» **Record list**
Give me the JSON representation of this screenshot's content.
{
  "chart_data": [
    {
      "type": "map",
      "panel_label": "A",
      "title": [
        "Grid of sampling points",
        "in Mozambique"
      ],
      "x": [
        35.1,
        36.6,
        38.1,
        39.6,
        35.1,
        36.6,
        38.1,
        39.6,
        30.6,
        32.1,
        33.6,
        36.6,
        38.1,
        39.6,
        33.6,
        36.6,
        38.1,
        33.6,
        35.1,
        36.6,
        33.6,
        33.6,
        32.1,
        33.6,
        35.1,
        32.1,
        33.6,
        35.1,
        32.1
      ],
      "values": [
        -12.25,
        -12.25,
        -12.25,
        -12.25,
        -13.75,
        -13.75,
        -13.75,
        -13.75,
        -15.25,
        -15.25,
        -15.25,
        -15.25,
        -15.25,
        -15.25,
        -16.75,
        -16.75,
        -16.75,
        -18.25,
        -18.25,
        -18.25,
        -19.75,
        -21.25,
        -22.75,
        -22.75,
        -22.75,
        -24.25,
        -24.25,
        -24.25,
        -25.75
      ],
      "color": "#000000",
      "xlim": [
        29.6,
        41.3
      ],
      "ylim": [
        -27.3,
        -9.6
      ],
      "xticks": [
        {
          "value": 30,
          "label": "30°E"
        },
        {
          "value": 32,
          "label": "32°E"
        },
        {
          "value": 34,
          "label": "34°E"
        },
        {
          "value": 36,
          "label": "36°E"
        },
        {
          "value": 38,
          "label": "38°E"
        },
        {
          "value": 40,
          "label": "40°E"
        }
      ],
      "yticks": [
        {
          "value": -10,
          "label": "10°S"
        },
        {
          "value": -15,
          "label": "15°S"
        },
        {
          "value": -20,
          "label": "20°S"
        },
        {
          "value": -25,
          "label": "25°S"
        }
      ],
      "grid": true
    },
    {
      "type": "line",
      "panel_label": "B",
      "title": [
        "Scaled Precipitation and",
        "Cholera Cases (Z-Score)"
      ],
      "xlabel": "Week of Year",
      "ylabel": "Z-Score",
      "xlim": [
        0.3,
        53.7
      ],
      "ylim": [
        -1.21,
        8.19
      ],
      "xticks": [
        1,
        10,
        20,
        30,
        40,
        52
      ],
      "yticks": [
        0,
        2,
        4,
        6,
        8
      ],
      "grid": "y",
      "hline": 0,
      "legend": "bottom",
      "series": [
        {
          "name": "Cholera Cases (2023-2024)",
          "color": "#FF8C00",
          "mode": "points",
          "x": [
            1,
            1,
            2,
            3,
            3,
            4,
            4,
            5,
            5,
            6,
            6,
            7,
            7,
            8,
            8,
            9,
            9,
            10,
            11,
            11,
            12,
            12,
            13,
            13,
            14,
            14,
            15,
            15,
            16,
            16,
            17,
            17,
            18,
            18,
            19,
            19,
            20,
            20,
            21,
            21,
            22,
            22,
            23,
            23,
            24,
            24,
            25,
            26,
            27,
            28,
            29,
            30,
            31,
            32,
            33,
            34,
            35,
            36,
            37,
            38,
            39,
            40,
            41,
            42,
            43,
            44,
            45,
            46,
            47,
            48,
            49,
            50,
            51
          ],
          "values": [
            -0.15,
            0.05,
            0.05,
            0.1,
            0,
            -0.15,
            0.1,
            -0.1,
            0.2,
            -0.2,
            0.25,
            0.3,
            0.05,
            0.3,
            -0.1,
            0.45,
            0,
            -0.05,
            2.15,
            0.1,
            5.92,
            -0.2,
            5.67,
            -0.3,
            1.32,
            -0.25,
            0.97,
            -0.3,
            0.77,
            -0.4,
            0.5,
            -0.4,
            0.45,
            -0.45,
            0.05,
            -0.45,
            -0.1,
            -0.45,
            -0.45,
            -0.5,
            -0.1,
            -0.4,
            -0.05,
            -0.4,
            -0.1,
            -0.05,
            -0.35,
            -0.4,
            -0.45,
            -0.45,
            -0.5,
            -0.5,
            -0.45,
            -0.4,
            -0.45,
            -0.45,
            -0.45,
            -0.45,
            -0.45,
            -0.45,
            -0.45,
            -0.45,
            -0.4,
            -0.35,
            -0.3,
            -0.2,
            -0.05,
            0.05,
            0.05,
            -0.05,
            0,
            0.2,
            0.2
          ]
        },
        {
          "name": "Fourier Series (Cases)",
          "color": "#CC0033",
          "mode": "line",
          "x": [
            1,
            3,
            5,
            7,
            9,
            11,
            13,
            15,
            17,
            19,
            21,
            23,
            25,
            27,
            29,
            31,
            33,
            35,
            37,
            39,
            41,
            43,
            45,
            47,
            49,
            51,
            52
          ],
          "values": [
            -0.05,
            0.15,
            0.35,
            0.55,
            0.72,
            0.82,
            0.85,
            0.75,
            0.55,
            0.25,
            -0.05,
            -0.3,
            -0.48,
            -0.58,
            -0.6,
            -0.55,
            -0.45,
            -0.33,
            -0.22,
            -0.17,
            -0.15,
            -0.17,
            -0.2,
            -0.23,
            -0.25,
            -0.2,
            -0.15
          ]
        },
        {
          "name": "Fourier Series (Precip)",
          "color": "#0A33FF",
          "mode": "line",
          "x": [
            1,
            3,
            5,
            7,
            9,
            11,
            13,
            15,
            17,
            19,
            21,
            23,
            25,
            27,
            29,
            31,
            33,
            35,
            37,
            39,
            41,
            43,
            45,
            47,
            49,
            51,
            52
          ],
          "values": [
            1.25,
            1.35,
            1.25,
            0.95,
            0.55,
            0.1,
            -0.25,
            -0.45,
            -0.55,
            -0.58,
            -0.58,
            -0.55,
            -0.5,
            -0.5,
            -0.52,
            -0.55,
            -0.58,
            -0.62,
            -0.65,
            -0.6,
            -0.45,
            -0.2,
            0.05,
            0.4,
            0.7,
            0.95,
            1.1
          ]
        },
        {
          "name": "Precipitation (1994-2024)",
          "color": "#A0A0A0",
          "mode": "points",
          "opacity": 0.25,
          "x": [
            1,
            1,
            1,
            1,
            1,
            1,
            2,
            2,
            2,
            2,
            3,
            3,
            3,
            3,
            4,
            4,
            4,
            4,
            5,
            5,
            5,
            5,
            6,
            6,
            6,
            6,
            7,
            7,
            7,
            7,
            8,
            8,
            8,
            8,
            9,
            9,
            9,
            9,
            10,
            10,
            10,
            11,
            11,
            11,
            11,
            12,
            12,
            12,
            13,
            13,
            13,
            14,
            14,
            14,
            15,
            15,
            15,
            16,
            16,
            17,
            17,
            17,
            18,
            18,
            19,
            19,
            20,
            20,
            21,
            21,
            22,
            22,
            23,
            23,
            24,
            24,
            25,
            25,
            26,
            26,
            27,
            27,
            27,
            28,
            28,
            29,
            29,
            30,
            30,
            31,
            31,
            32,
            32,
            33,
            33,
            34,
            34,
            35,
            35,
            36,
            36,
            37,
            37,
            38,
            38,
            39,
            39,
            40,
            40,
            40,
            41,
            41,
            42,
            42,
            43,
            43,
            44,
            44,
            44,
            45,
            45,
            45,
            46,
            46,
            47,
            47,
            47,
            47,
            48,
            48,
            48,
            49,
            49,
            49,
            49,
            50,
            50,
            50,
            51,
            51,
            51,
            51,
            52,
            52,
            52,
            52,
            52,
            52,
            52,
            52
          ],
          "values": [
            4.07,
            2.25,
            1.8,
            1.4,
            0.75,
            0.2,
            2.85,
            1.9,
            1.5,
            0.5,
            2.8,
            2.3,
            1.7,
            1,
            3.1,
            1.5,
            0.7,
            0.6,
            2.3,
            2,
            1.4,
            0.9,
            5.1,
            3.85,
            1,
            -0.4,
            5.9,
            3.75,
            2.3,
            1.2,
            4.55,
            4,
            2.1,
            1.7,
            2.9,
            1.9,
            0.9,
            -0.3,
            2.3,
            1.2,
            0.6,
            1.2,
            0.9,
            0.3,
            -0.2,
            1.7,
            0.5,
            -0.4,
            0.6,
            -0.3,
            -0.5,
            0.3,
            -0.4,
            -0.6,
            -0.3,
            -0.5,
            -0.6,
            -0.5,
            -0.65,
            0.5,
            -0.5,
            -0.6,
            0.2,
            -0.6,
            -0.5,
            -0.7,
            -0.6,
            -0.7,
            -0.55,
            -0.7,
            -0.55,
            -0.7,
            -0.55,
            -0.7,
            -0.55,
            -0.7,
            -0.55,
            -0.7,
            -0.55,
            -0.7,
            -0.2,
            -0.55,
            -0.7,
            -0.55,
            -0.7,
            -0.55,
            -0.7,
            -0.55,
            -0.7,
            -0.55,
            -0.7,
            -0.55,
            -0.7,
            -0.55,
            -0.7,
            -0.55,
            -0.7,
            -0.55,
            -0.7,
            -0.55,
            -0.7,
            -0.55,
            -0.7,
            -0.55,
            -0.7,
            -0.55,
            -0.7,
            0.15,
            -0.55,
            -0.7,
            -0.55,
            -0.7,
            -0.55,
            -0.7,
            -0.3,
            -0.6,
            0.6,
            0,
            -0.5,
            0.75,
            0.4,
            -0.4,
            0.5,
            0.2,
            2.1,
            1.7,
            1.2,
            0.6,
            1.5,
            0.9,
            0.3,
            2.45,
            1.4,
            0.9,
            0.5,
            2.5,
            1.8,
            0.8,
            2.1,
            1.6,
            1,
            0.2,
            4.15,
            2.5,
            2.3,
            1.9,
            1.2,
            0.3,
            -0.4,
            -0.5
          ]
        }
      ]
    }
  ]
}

» **Aim**
Lines of the material that contain the word "Score" are to be gathered.

» **The completed task**
        "Cholera Cases (Z-Score)"
      "ylabel": "Z-Score",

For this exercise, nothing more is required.